- [Task directions]
Count each line in which the word "adicionales" appears. Reply with the total and nothing more.

- [Data excerpts]
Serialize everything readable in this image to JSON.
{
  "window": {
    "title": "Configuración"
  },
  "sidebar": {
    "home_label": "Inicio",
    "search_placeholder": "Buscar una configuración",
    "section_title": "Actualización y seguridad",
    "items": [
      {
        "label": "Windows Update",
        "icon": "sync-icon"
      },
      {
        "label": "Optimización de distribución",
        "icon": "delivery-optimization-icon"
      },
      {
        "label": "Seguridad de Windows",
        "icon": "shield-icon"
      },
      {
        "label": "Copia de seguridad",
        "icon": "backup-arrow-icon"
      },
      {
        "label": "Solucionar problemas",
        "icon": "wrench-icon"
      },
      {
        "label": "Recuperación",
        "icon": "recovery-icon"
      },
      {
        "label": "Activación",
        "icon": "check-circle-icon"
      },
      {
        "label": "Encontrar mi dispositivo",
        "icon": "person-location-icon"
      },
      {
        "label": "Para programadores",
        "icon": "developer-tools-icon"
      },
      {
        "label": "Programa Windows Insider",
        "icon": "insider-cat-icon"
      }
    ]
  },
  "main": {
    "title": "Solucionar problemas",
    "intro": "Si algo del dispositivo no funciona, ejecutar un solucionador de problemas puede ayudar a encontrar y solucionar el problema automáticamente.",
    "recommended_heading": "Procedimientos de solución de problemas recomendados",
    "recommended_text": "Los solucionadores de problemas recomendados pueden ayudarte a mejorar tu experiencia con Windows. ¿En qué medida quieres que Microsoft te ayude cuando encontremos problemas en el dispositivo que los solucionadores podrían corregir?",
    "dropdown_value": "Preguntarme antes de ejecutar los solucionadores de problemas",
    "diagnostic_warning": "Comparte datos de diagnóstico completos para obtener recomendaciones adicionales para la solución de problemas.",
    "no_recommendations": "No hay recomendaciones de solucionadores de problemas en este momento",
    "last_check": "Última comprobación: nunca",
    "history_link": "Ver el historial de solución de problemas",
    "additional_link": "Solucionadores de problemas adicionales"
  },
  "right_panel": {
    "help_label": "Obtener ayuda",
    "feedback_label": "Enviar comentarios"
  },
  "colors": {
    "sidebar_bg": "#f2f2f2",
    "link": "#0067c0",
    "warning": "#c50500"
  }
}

- [Response to this exercise]
2